■ WHAT THIS TASK INVOLVES
Give back exactly the lines from the one holding "Type out the text in this image." to the bottom of the material, both included, and nothing more. No pictures.

- - - -

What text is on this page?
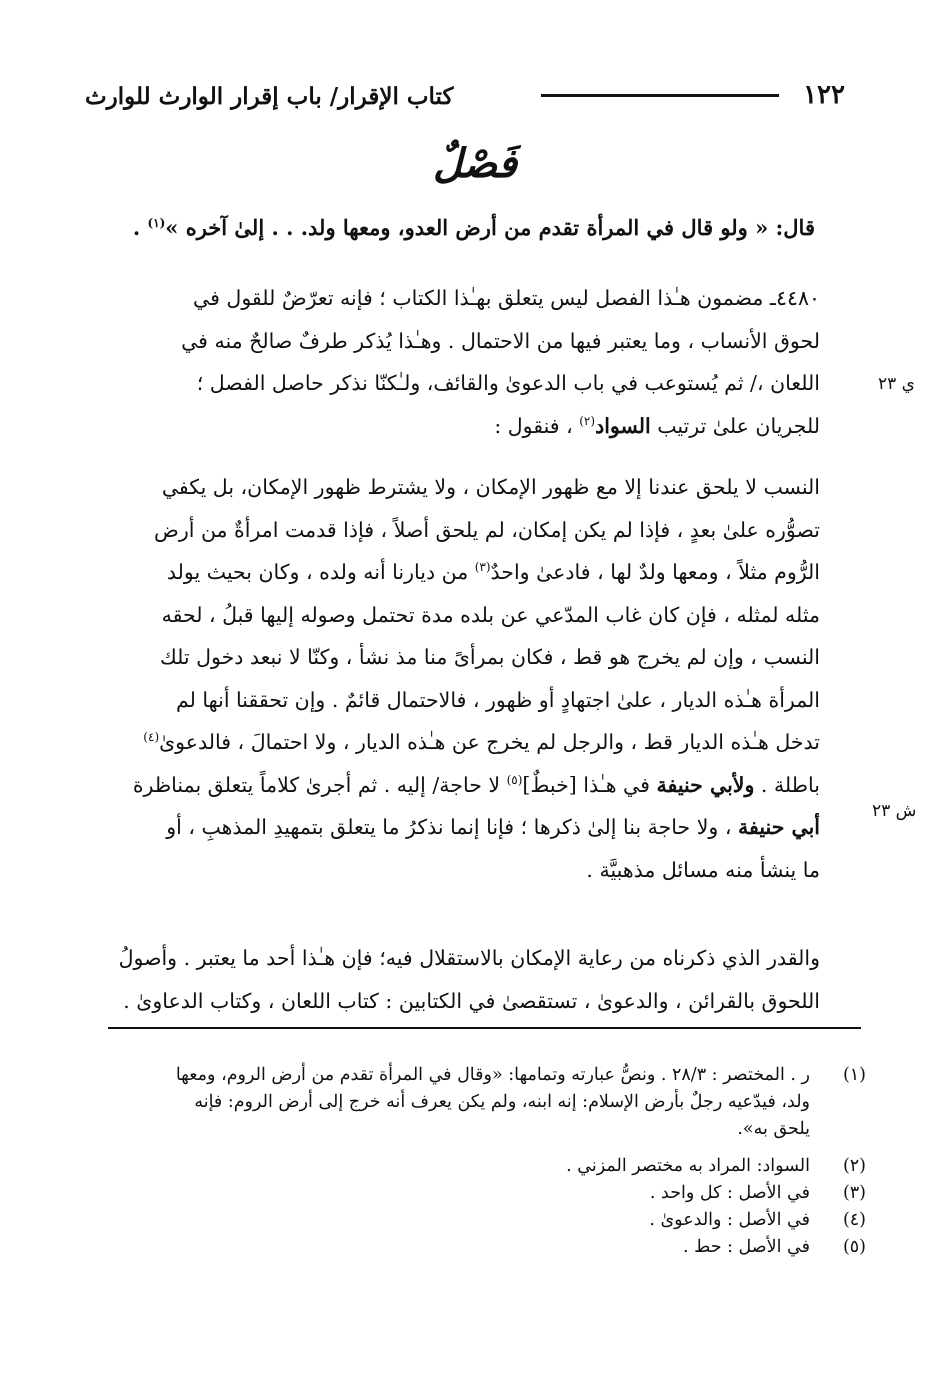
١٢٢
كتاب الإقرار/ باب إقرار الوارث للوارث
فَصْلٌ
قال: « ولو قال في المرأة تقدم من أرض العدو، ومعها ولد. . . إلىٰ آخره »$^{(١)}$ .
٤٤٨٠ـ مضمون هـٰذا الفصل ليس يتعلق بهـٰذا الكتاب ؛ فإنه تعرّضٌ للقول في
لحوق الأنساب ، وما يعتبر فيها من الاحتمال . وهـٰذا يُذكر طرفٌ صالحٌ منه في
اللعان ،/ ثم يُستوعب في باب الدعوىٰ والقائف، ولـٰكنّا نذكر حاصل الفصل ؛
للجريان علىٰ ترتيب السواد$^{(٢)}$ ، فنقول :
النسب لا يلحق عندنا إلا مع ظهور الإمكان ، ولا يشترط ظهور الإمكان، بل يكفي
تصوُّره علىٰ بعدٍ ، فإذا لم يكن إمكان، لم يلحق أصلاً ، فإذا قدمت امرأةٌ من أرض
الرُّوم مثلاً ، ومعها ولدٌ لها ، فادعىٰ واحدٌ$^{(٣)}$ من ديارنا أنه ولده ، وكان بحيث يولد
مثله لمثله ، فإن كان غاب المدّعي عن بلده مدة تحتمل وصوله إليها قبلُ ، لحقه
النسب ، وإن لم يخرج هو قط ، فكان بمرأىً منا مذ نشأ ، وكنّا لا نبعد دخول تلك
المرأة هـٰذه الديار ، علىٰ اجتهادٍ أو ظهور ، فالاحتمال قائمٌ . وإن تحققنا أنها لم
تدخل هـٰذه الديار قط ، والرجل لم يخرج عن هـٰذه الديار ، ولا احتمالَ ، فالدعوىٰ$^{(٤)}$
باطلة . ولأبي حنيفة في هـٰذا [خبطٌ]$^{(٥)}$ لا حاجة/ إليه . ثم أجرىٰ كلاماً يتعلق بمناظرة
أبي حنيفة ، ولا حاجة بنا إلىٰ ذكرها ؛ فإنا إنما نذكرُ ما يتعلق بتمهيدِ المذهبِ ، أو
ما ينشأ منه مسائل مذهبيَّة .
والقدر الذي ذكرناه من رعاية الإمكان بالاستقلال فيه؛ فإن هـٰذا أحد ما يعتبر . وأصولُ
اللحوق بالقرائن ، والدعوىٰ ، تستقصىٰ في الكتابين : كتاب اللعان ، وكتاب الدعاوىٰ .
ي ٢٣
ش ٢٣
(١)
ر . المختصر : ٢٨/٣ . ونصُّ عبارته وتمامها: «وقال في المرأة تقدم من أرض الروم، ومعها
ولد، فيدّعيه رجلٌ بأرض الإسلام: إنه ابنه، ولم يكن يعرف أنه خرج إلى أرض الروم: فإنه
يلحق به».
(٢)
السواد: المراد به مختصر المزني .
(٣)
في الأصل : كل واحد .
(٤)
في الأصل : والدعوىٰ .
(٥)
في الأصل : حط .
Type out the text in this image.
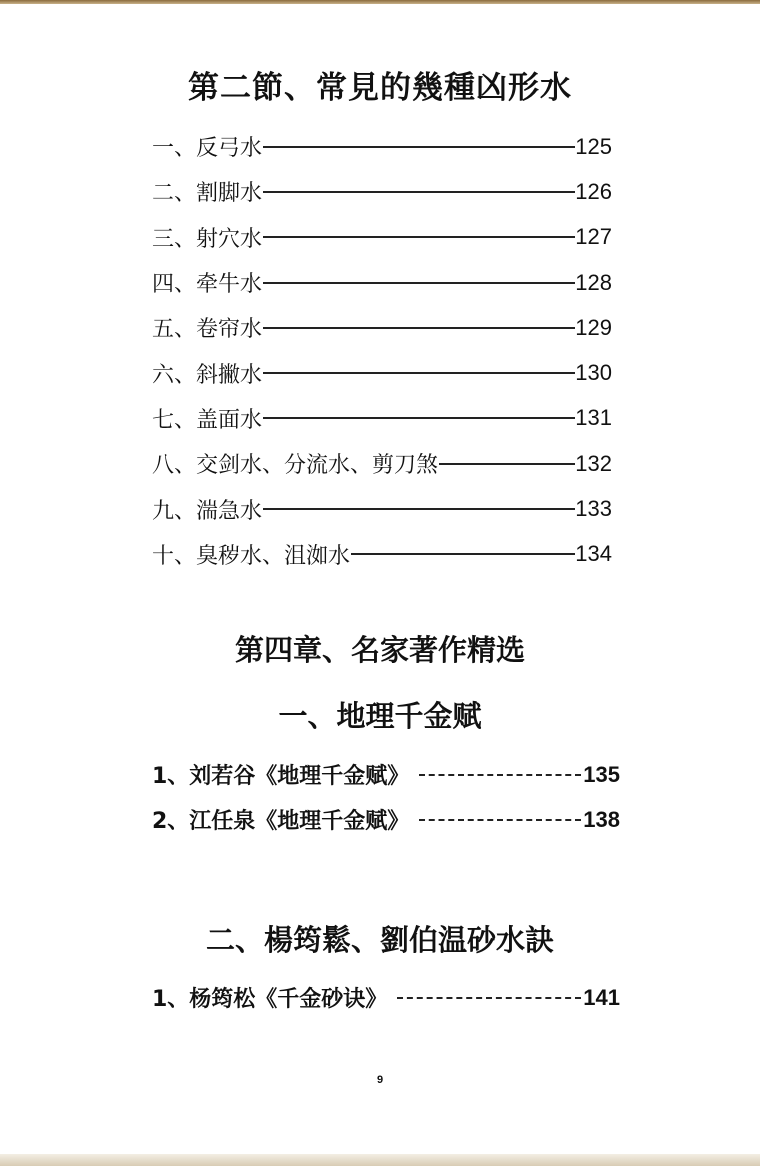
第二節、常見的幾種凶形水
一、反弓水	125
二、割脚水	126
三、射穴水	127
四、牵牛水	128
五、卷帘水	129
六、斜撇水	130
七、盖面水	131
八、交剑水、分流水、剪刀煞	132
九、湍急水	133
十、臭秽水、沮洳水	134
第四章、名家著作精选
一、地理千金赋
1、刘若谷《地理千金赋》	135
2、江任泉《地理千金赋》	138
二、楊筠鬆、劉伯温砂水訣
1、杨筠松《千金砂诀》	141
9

- - - -

■ RESPONSE BELOW
Type out the text in this image.
第二節、常見的幾種凶形水
一、反弓水	125
二、割脚水	126
三、射穴水	127
四、牵牛水	128
五、卷帘水	129
六、斜撇水	130
七、盖面水	131
八、交剑水、分流水、剪刀煞	132
九、湍急水	133
十、臭秽水、沮洳水	134
第四章、名家著作精选
一、地理千金赋
1、刘若谷《地理千金赋》	135
2、江任泉《地理千金赋》	138
二、楊筠鬆、劉伯温砂水訣
1、杨筠松《千金砂诀》	141
9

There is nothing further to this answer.